**Stored records**
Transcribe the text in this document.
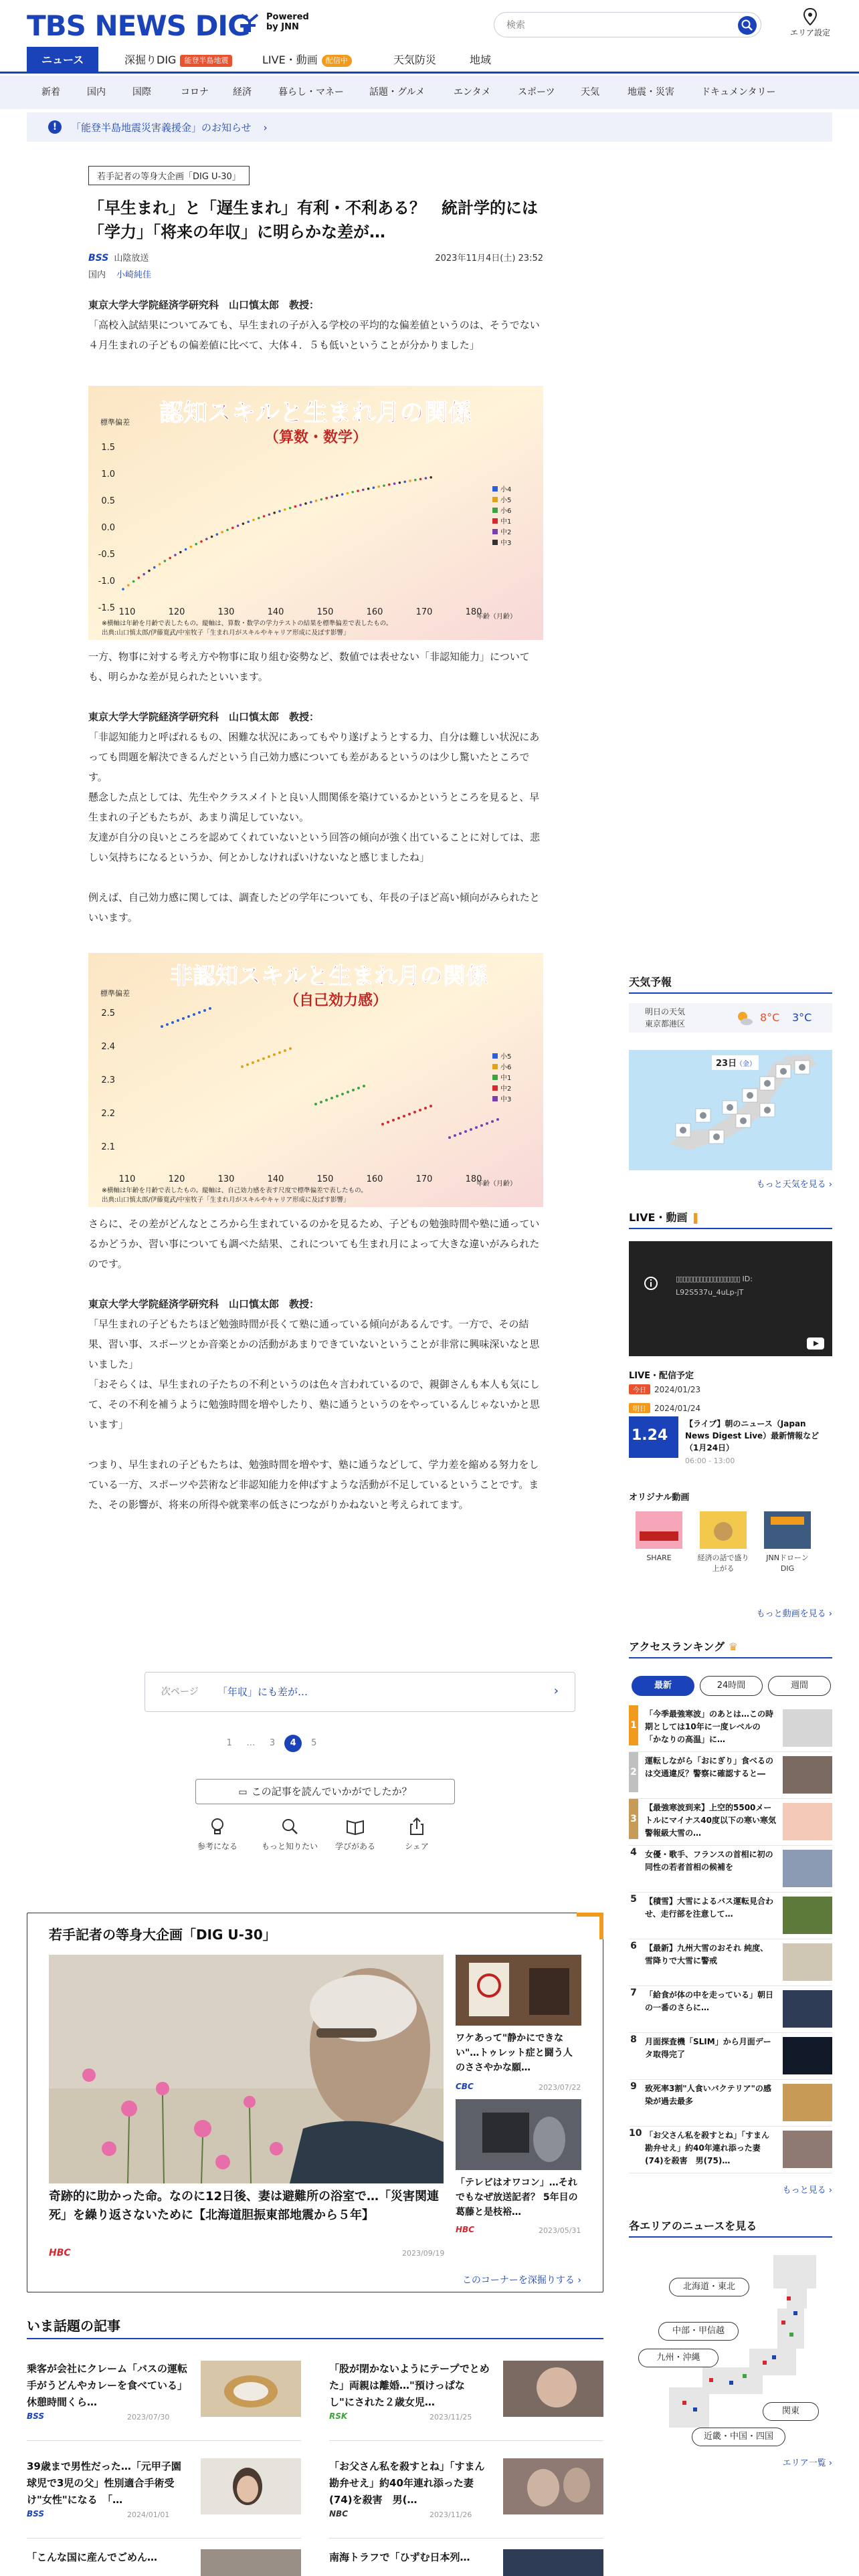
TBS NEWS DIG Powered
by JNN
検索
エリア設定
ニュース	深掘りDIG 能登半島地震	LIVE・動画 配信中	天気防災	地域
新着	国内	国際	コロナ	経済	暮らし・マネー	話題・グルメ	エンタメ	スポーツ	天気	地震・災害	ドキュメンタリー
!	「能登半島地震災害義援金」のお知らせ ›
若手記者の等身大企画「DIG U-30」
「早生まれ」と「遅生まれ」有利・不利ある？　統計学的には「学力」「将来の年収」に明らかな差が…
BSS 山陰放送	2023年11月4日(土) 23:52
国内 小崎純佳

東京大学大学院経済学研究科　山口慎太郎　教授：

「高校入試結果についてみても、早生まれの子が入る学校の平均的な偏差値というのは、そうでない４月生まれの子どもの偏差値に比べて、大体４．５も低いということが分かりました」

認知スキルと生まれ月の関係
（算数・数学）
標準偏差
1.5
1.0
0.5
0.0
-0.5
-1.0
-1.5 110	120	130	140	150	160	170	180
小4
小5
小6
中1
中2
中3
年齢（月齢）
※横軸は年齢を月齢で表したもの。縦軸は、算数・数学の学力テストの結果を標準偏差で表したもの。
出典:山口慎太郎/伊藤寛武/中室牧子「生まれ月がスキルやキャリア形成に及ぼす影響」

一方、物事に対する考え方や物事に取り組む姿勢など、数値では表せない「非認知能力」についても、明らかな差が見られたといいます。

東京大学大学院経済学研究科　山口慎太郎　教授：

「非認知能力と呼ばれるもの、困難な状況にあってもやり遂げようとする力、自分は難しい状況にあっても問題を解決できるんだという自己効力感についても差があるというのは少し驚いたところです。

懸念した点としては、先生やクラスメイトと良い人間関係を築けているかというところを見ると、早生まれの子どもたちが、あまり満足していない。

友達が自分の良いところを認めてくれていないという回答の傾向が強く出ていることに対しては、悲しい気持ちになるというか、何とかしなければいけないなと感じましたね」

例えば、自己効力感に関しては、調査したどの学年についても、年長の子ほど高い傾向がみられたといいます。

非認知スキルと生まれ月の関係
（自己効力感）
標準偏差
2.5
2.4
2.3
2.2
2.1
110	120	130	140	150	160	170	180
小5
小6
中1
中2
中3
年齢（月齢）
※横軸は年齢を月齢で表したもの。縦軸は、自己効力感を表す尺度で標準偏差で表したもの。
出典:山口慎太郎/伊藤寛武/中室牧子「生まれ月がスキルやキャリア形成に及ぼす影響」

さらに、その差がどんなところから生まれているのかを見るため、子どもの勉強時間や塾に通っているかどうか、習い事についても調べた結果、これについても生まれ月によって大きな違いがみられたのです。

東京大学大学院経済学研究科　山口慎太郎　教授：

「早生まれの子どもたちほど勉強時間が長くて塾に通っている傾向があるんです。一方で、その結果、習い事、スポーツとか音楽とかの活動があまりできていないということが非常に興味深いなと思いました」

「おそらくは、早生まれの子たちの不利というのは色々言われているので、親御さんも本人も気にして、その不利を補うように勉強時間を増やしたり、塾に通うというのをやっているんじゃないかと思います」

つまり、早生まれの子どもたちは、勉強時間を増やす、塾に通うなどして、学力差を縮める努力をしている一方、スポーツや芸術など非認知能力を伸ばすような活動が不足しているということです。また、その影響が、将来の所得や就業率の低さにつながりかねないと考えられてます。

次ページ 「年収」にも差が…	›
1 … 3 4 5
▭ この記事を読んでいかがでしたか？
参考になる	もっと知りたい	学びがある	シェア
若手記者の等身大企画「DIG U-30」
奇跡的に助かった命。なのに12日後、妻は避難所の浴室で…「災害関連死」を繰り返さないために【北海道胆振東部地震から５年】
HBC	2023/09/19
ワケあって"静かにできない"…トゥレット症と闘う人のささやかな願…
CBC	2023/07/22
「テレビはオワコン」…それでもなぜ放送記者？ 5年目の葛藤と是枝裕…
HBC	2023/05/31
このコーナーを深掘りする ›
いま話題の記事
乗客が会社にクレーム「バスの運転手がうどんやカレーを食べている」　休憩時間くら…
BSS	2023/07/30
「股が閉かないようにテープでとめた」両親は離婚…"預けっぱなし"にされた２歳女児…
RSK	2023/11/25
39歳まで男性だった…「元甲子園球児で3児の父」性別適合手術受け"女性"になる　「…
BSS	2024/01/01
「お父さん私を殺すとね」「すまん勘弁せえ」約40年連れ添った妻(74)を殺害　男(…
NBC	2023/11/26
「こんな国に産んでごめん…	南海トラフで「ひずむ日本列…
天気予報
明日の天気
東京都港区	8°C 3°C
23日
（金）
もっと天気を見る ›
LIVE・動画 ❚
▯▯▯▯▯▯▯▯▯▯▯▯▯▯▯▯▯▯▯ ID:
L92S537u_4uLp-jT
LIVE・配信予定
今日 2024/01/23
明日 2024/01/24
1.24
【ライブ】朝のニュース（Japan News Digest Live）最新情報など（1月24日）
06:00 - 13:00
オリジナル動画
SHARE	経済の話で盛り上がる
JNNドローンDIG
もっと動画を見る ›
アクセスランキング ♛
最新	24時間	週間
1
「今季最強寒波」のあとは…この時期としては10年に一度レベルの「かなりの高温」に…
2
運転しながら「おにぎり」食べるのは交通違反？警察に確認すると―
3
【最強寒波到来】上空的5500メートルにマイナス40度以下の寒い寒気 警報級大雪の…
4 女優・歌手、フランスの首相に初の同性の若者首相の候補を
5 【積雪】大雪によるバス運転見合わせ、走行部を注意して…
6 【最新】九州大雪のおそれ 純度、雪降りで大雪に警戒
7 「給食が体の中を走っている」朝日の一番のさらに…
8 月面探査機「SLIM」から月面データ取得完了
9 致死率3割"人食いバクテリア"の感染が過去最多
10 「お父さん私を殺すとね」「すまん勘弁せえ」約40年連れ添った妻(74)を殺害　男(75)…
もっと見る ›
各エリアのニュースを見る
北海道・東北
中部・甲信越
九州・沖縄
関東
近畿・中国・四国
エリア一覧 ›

==

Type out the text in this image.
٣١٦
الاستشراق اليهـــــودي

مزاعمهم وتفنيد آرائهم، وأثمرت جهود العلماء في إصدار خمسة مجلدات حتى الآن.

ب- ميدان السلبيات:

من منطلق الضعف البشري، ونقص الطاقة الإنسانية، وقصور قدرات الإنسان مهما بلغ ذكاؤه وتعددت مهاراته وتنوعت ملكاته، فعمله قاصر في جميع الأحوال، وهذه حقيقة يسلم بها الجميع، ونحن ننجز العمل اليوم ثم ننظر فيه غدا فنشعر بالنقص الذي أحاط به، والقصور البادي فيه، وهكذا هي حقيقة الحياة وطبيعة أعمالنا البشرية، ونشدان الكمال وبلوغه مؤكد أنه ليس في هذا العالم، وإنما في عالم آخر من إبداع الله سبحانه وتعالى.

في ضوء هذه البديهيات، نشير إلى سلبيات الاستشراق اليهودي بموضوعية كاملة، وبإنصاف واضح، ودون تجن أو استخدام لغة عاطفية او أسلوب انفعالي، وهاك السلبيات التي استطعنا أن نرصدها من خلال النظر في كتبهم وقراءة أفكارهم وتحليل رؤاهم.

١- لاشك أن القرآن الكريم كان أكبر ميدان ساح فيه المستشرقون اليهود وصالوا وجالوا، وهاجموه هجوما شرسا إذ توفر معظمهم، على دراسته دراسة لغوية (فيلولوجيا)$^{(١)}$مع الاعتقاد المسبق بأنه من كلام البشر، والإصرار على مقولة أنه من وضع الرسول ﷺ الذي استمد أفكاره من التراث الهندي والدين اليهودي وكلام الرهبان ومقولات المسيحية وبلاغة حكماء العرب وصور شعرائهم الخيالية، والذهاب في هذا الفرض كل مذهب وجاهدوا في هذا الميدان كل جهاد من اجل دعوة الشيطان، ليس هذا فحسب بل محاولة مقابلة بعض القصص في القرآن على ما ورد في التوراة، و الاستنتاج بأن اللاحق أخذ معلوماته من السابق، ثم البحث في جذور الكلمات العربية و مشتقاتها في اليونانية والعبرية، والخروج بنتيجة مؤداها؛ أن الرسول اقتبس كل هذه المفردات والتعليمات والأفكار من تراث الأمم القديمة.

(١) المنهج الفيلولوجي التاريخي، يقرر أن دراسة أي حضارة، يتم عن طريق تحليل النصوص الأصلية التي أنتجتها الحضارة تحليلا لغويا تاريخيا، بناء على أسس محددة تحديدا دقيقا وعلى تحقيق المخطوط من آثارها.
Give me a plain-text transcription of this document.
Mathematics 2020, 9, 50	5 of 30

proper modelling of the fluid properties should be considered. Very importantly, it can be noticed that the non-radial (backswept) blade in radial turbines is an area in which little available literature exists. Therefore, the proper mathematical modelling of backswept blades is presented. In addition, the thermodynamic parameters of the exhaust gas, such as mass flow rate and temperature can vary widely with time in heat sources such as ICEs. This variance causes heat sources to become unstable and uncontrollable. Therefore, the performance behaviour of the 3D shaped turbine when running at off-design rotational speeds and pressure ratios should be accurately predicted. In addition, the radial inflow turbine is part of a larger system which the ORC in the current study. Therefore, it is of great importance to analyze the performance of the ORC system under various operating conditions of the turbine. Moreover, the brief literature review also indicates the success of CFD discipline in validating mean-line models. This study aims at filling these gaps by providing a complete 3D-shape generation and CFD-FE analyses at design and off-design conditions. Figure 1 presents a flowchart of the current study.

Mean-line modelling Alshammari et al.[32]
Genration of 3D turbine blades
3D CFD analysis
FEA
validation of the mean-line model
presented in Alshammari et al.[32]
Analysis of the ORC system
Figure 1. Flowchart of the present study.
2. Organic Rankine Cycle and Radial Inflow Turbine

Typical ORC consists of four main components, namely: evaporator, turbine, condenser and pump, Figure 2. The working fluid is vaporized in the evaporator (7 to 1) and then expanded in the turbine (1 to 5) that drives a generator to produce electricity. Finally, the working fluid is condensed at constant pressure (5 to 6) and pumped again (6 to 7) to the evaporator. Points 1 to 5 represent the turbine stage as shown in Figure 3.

**What is required**
Report how many lines in this data include the string "すまん勘弁せえ", and nothing else.

**Response to the task**
2